___ Exercise inputs ___

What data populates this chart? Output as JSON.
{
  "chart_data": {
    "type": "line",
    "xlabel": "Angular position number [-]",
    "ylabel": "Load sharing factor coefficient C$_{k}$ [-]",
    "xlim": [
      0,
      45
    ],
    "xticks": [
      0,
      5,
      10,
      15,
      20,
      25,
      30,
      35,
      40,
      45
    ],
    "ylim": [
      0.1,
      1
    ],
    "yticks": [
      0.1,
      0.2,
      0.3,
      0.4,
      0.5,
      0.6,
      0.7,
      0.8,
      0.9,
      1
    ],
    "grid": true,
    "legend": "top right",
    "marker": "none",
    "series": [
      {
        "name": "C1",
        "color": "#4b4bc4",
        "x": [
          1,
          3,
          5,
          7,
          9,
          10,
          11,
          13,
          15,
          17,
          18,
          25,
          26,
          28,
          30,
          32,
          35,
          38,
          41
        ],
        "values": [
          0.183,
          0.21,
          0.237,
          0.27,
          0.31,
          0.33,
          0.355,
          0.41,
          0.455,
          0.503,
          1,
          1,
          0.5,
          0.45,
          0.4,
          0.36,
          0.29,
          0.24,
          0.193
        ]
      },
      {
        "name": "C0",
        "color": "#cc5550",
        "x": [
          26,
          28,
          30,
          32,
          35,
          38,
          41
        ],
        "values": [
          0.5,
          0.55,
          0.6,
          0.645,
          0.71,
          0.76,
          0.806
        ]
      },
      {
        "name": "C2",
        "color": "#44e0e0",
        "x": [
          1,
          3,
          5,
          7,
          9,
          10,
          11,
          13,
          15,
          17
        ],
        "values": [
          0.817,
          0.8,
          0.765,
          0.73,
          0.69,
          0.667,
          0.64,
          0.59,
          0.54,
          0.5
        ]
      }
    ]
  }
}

___

Reproduce each line from the records that contains the word "color".

        "color": "#4b4bc4",
        "color": "#cc5550",
        "color": "#44e0e0",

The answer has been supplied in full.